* [DATA RECORDS]
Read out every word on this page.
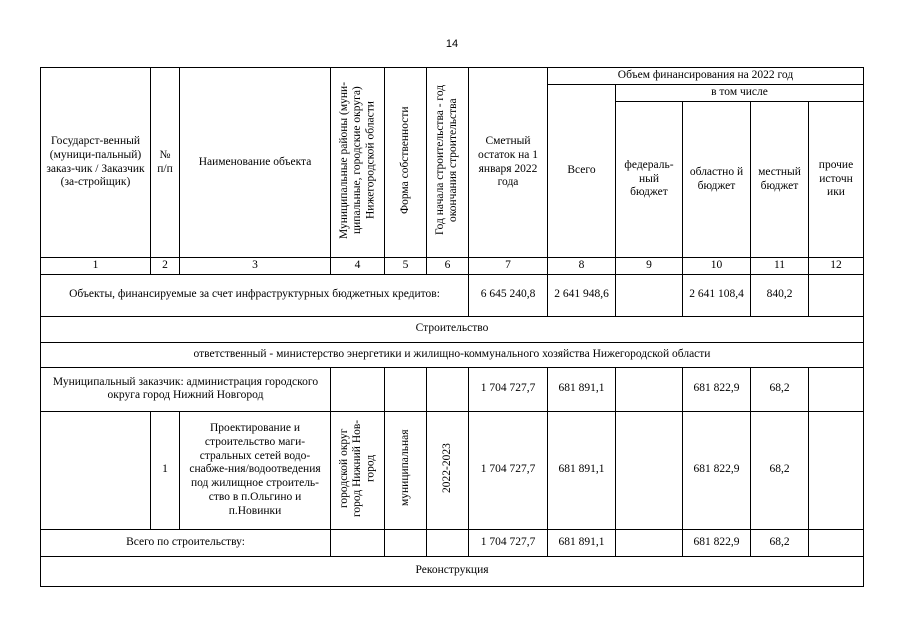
14
Государст-венный (муници-пальный) заказ-чик / Заказчик (за-стройщик)	№ п/п	Наименование объекта	Муниципальные районы (муни-ципальные, городские округа) Нижегородской области	Форма собственности	Год начала строительства - год окончания строительства	Сметный остаток на 1 января 2022 года	Объем финансирования на 2022 год				
							Всего	в том числе			
								федераль-ный бюджет	областно й бюджет	местный бюджет	прочие источн ики
1	2	3	4	5	6	7	8	9	10	11	12
Объекты, финансируемые за счет инфраструктурных бюджетных кредитов:						6 645 240,8	2 641 948,6		2 641 108,4	840,2	
Строительство											
ответственный - министерство энергетики и жилищно-коммунального хозяйства Нижегородской области											
Муниципальный заказчик: администрация городского округа город Нижний Новгород						1 704 727,7	681 891,1		681 822,9	68,2	
	1	Проектирование и строительство маги-стральных сетей водо-снабже-ния/водоотведения под жилищное строитель-ство в п.Ольгино и п.Новинки	городской округ город Нижний Нов-город	муниципальная	2022-2023	1 704 727,7	681 891,1		681 822,9	68,2	
Всего по строительству:						1 704 727,7	681 891,1		681 822,9	68,2	
Реконструкция											
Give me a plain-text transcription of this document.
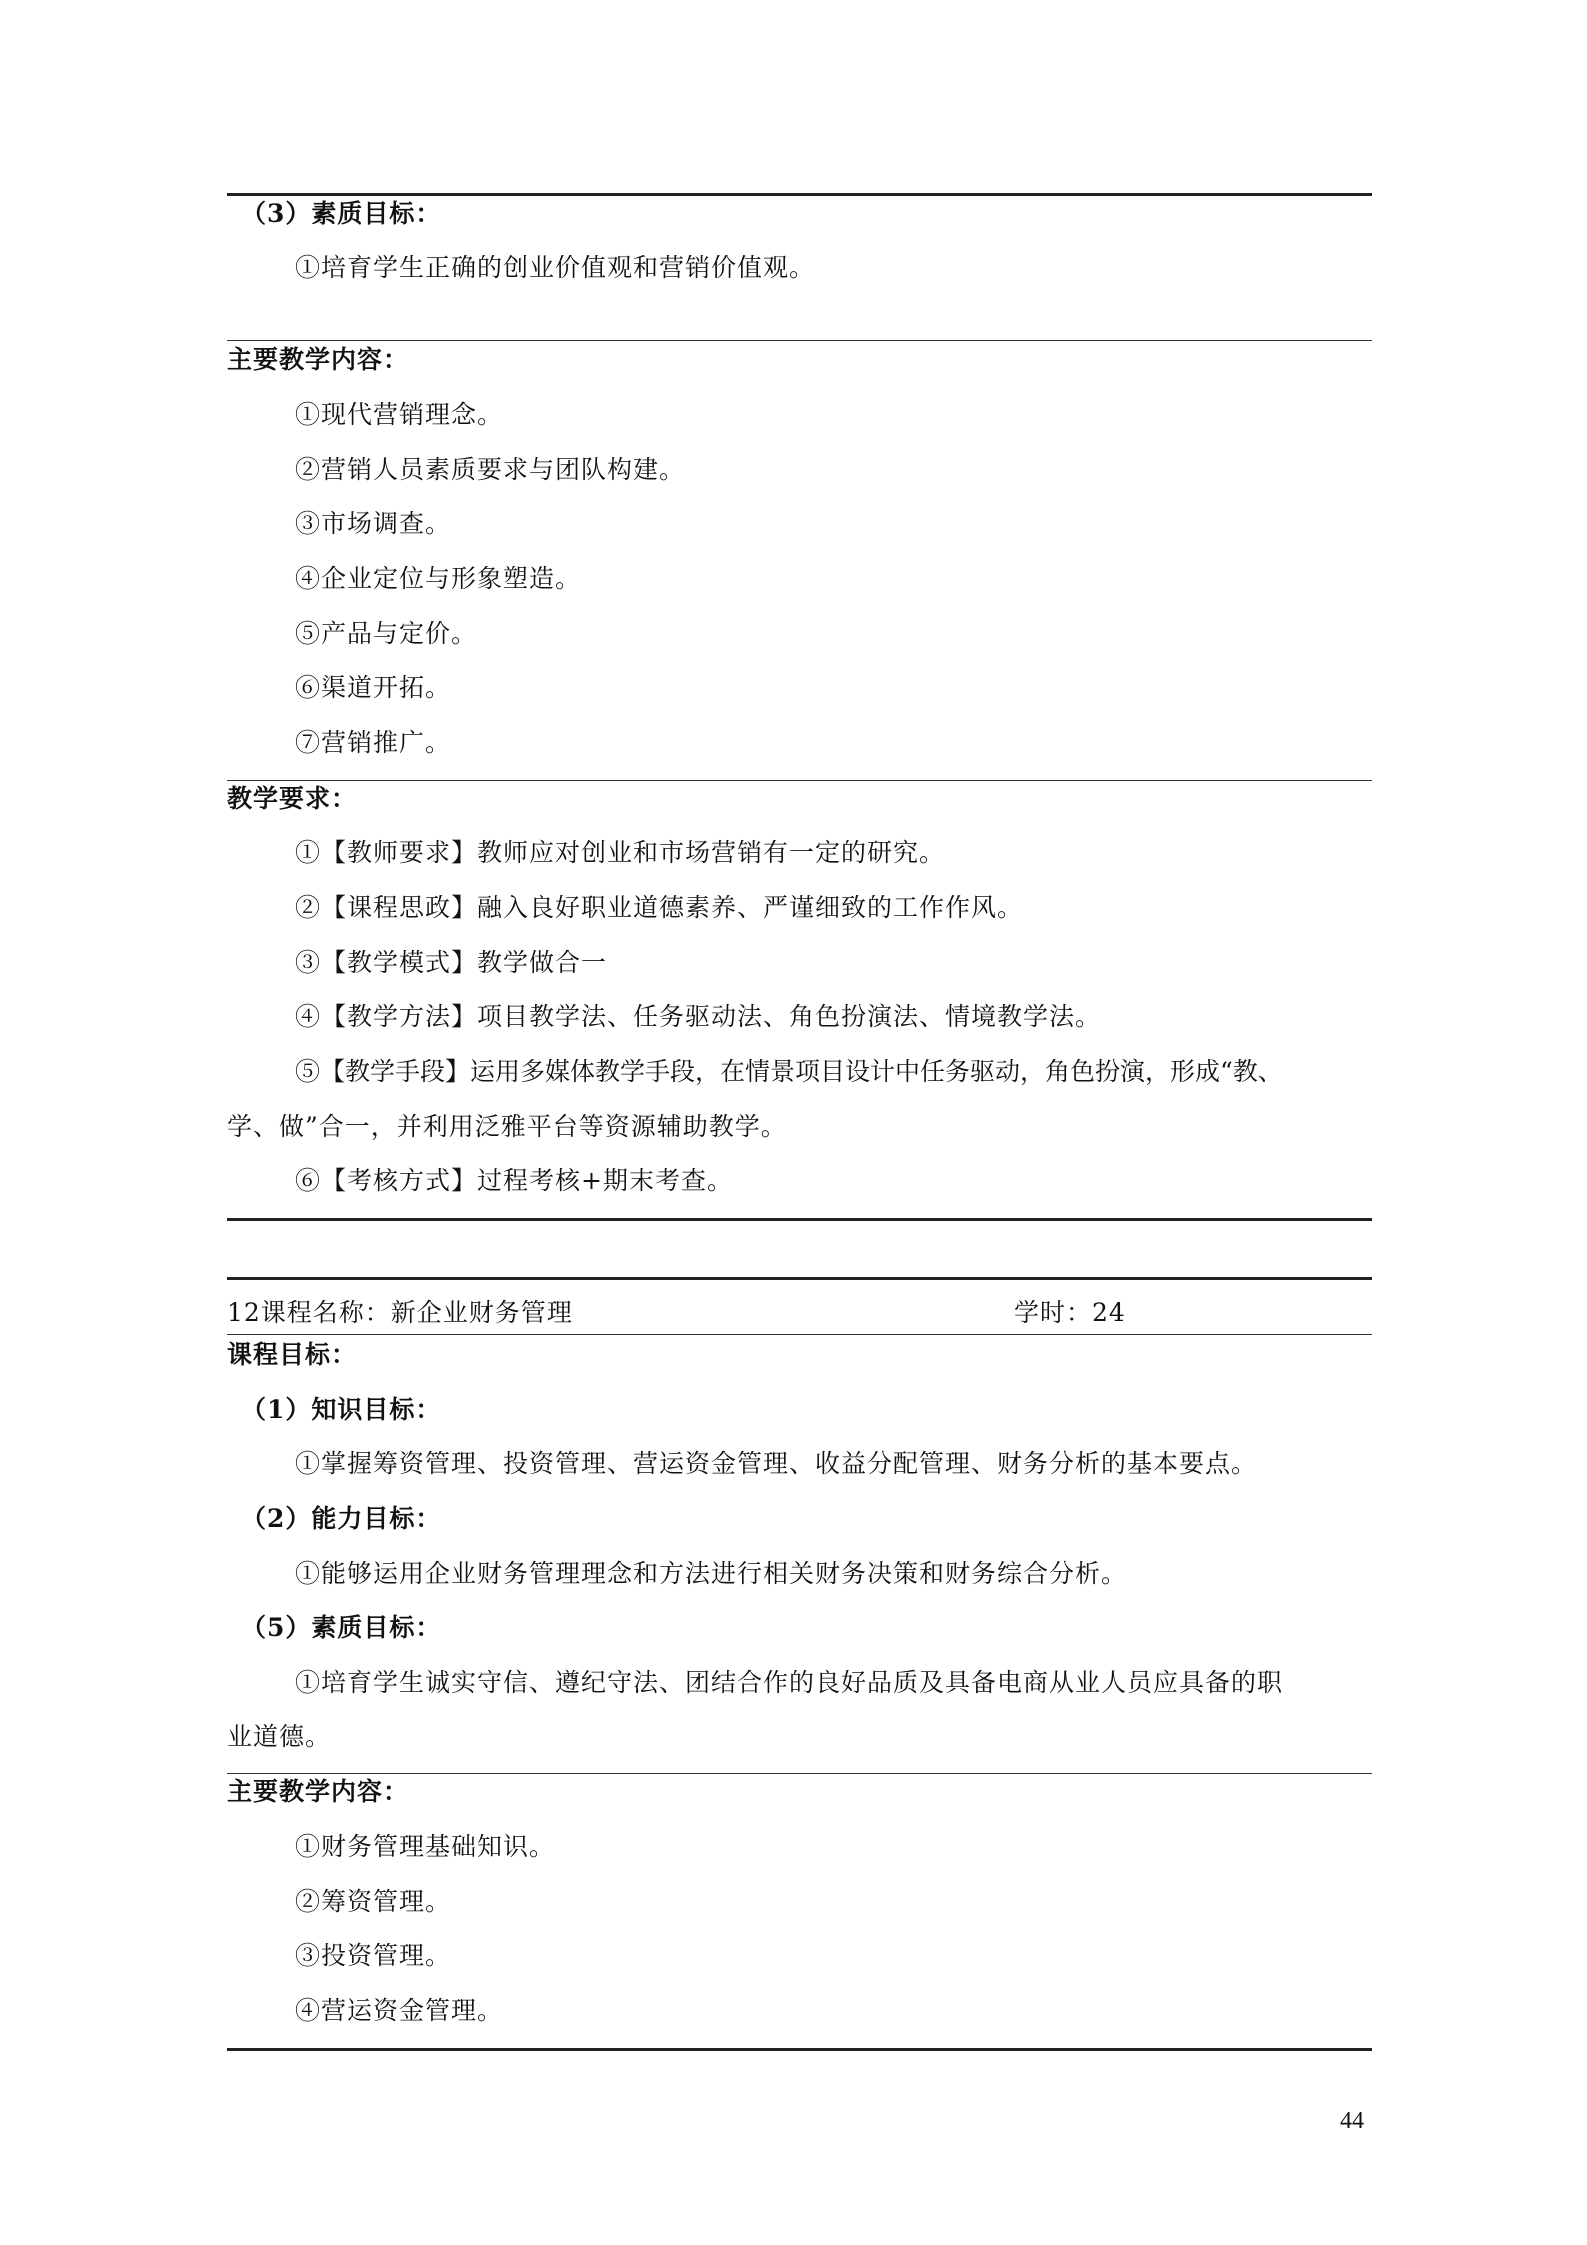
（3）素质目标：
①培育学生正确的创业价值观和营销价值观。
主要教学内容：
①现代营销理念。
②营销人员素质要求与团队构建。
③市场调查。
④企业定位与形象塑造。
⑤产品与定价。
⑥渠道开拓。
⑦营销推广。
教学要求：
①【教师要求】教师应对创业和市场营销有一定的研究。
②【课程思政】融入良好职业道德素养、严谨细致的工作作风。
③【教学模式】教学做合一
④【教学方法】项目教学法、任务驱动法、角色扮演法、情境教学法。
⑤【教学手段】运用多媒体教学手段，在情景项目设计中任务驱动，角色扮演，形成“教、
学、做”合一，并利用泛雅平台等资源辅助教学。
⑥【考核方式】过程考核+期末考查。
12课程名称：新企业财务管理	学时：24
课程目标：
（1）知识目标：
①掌握筹资管理、投资管理、营运资金管理、收益分配管理、财务分析的基本要点。
（2）能力目标：
①能够运用企业财务管理理念和方法进行相关财务决策和财务综合分析。
（5）素质目标：
①培育学生诚实守信、遵纪守法、团结合作的良好品质及具备电商从业人员应具备的职
业道德。
主要教学内容：
①财务管理基础知识。
②筹资管理。
③投资管理。
④营运资金管理。
44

* [GOAL OF THE EXERCISE] Transcribe the material exactly, and leave out whatever pictures it holds.

* [RESPONSE TO THE TASK]
Read out every word on this page.
14
Государст-венный (муници-пальный) заказ-чик / Заказчик (за-стройщик)	№ п/п	Наименование объекта	Муниципальные районы (муни-ципальные, городские округа) Нижегородской области	Форма собственности	Год начала строительства - год окончания строительства	Сметный остаток на 1 января 2022 года	Объем финансирования на 2022 год				
							Всего	в том числе			
								федераль-ный бюджет	областно й бюджет	местный бюджет	прочие источн ики
1	2	3	4	5	6	7	8	9	10	11	12
Объекты, финансируемые за счет инфраструктурных бюджетных кредитов:						6 645 240,8	2 641 948,6		2 641 108,4	840,2	
Строительство											
ответственный - министерство энергетики и жилищно-коммунального хозяйства Нижегородской области											
Муниципальный заказчик: администрация городского округа город Нижний Новгород						1 704 727,7	681 891,1		681 822,9	68,2	
	1	Проектирование и строительство маги-стральных сетей водо-снабже-ния/водоотведения под жилищное строитель-ство в п.Ольгино и п.Новинки	городской округ город Нижний Нов-город	муниципальная	2022-2023	1 704 727,7	681 891,1		681 822,9	68,2	
Всего по строительству:						1 704 727,7	681 891,1		681 822,9	68,2	
Реконструкция											
Give me a plain-text transcription of this document.
（3）素质目标：
①培育学生正确的创业价值观和营销价值观。
主要教学内容：
①现代营销理念。
②营销人员素质要求与团队构建。
③市场调查。
④企业定位与形象塑造。
⑤产品与定价。
⑥渠道开拓。
⑦营销推广。
教学要求：
①【教师要求】教师应对创业和市场营销有一定的研究。
②【课程思政】融入良好职业道德素养、严谨细致的工作作风。
③【教学模式】教学做合一
④【教学方法】项目教学法、任务驱动法、角色扮演法、情境教学法。
⑤【教学手段】运用多媒体教学手段，在情景项目设计中任务驱动，角色扮演，形成“教、
学、做”合一，并利用泛雅平台等资源辅助教学。
⑥【考核方式】过程考核+期末考查。
12课程名称：新企业财务管理	学时：24
课程目标：
（1）知识目标：
①掌握筹资管理、投资管理、营运资金管理、收益分配管理、财务分析的基本要点。
（2）能力目标：
①能够运用企业财务管理理念和方法进行相关财务决策和财务综合分析。
（5）素质目标：
①培育学生诚实守信、遵纪守法、团结合作的良好品质及具备电商从业人员应具备的职
业道德。
主要教学内容：
①财务管理基础知识。
②筹资管理。
③投资管理。
④营运资金管理。
44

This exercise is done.